**Problem requirements:**
Only the number is wanted: how many lines contain "other"?

**Records from a data collection:**
------------------------------------

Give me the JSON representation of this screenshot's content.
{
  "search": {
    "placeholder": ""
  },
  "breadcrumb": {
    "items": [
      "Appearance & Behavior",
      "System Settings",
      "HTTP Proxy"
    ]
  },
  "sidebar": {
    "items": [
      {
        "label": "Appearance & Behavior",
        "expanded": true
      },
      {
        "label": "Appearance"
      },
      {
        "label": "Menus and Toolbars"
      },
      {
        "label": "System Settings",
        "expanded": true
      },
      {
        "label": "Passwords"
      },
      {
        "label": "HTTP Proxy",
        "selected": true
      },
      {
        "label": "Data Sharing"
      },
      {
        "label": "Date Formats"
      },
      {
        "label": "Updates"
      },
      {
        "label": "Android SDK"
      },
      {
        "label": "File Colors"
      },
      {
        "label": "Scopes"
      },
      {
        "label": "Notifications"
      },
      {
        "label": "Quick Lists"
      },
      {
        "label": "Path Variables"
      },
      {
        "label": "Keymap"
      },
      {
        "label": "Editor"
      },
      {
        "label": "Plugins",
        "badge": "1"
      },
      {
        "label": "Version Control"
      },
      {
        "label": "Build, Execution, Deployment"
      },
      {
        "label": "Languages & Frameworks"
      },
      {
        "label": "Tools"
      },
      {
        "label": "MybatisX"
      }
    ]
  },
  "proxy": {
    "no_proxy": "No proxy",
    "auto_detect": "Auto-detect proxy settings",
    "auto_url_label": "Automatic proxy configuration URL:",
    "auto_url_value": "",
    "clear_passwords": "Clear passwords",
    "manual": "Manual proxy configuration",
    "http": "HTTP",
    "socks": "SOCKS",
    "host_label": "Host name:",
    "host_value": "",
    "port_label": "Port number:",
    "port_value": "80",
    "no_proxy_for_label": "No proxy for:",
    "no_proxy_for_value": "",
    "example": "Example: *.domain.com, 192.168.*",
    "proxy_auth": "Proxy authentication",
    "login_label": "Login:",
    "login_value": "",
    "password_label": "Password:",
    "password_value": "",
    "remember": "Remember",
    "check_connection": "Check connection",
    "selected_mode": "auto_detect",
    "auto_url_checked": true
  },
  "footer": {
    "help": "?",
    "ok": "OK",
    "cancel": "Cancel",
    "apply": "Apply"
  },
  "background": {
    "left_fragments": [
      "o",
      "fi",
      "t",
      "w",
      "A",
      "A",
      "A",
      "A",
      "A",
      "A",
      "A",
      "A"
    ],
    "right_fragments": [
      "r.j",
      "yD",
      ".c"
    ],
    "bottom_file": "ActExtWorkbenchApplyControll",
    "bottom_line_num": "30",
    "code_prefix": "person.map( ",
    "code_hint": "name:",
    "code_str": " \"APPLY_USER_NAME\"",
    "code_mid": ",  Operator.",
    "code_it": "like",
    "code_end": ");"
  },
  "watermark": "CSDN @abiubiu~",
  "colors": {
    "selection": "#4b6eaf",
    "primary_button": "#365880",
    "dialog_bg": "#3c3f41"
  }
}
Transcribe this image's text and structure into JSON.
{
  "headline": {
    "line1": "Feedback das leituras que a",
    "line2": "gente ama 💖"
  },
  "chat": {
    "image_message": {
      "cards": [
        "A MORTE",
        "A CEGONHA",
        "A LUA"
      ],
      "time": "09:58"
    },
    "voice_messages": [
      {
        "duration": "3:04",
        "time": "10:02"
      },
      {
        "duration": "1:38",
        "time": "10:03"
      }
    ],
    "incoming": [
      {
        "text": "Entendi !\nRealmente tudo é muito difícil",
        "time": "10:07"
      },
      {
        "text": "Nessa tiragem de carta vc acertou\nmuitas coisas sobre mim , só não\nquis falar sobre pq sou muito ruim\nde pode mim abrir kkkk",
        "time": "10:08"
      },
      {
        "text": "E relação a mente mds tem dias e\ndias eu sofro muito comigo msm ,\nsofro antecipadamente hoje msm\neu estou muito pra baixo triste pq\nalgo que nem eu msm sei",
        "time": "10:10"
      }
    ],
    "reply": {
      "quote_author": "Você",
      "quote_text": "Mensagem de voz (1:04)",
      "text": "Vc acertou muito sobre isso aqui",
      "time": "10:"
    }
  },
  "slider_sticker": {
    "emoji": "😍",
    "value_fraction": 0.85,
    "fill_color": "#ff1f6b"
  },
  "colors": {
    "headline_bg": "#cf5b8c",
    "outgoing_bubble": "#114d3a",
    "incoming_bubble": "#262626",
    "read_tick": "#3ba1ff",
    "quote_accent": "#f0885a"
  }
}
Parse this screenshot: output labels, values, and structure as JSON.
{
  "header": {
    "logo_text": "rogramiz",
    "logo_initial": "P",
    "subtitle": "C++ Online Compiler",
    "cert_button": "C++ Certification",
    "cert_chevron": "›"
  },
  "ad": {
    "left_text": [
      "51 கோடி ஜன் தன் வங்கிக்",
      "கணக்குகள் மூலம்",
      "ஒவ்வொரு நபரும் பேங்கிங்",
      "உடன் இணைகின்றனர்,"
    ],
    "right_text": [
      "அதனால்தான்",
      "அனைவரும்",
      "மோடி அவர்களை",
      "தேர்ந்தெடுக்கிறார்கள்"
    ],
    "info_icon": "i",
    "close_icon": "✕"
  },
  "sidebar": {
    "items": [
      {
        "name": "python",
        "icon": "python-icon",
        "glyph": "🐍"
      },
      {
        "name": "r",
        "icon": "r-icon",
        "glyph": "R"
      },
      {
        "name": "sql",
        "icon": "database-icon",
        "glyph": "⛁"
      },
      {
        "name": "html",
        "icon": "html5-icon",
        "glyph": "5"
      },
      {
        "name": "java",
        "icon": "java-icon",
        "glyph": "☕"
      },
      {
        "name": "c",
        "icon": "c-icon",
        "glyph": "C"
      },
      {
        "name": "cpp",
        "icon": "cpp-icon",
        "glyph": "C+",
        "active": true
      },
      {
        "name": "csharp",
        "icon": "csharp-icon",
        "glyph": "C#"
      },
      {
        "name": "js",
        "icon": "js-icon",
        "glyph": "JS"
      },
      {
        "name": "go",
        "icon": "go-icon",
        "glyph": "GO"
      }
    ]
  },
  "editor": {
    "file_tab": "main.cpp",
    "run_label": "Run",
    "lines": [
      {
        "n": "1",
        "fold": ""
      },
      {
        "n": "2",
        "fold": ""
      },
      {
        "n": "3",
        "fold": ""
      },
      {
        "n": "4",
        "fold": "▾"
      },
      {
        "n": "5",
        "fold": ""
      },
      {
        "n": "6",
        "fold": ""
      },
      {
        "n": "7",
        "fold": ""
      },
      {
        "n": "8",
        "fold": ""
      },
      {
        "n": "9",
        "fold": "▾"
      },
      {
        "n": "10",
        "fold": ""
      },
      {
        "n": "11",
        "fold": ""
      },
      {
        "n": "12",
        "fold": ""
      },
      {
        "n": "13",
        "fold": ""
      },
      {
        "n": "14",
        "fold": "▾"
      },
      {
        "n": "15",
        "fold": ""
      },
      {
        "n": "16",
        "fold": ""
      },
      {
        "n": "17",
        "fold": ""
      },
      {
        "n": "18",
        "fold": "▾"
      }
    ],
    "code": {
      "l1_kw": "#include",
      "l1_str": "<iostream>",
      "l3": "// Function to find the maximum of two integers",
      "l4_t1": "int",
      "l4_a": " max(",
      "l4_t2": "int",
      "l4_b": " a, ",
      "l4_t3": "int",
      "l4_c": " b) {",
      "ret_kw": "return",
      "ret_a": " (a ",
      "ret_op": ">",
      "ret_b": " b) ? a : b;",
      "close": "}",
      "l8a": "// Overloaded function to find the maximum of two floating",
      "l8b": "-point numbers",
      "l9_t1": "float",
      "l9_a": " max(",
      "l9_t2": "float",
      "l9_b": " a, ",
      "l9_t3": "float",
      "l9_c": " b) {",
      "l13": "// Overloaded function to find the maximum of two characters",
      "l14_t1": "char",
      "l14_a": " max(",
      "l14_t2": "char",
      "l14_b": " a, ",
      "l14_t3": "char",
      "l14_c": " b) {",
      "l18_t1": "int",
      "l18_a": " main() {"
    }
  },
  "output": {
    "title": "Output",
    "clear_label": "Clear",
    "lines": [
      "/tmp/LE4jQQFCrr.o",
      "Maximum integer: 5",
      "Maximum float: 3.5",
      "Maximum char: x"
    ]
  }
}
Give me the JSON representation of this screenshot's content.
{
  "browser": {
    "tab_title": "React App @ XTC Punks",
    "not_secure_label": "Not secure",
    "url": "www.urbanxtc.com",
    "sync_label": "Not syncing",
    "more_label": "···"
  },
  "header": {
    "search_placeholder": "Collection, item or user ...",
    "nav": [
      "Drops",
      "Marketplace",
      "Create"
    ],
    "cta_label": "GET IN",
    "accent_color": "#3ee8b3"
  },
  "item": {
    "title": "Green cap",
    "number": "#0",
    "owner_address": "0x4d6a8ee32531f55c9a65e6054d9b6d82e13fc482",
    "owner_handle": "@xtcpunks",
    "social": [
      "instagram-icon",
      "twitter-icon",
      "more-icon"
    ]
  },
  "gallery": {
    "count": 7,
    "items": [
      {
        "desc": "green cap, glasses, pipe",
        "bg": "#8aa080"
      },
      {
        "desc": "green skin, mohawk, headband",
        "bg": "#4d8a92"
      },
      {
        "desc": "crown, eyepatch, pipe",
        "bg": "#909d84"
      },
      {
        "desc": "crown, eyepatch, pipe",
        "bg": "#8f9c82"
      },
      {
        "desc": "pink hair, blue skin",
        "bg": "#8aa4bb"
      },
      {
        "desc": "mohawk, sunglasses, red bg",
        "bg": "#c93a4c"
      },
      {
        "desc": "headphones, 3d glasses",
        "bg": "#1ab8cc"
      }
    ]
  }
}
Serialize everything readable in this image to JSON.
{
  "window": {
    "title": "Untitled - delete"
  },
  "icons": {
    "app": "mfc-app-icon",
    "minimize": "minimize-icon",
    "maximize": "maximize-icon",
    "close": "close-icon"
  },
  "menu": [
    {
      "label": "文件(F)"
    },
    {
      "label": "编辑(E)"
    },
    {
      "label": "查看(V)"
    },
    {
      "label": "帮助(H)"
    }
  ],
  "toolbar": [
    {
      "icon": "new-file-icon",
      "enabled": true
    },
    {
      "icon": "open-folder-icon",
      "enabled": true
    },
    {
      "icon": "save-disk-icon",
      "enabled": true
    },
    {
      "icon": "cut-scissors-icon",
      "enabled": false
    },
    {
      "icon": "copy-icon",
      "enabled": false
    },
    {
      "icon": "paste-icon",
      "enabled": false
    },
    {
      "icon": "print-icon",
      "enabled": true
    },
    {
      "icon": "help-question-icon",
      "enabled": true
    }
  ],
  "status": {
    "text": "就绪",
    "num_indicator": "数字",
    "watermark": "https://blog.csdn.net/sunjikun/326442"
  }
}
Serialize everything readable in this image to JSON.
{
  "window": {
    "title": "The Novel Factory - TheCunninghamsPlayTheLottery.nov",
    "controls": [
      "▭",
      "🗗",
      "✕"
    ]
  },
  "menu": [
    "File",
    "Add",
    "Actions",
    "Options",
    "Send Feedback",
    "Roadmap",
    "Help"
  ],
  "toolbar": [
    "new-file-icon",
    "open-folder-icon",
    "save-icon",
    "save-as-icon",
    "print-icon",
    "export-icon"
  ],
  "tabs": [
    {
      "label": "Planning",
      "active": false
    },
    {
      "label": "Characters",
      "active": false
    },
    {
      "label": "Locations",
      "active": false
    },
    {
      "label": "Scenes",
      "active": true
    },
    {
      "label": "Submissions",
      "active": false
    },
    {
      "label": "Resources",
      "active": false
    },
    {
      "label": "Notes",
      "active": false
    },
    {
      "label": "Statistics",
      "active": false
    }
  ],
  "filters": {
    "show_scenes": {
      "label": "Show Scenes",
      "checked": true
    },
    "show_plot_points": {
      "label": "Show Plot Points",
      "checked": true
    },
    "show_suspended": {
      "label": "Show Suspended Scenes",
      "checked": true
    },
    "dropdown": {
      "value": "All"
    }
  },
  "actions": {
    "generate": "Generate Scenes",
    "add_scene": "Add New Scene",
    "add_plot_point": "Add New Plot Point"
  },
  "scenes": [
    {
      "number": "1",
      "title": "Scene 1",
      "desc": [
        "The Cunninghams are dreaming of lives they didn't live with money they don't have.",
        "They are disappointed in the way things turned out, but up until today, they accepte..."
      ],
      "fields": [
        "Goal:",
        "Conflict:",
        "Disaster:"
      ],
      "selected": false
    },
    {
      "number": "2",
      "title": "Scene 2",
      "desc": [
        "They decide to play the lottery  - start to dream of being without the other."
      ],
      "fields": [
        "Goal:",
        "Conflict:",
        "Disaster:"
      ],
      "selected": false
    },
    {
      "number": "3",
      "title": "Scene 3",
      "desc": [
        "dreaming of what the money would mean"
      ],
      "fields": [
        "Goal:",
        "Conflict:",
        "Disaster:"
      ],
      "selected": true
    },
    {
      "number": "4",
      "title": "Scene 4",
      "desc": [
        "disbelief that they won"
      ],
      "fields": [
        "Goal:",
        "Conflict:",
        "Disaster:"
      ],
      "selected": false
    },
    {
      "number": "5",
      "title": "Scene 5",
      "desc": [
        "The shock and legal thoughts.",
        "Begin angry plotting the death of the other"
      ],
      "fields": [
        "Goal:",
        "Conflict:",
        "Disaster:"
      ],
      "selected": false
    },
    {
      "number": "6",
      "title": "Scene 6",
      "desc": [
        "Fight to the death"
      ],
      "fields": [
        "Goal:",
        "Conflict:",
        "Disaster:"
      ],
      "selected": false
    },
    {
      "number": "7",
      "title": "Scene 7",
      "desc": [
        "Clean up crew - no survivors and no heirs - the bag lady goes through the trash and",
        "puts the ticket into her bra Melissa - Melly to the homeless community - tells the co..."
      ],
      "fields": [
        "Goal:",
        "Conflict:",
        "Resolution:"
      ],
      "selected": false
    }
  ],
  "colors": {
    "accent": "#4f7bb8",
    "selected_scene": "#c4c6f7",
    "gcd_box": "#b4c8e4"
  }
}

------------------------------------

**Expected answer:**
2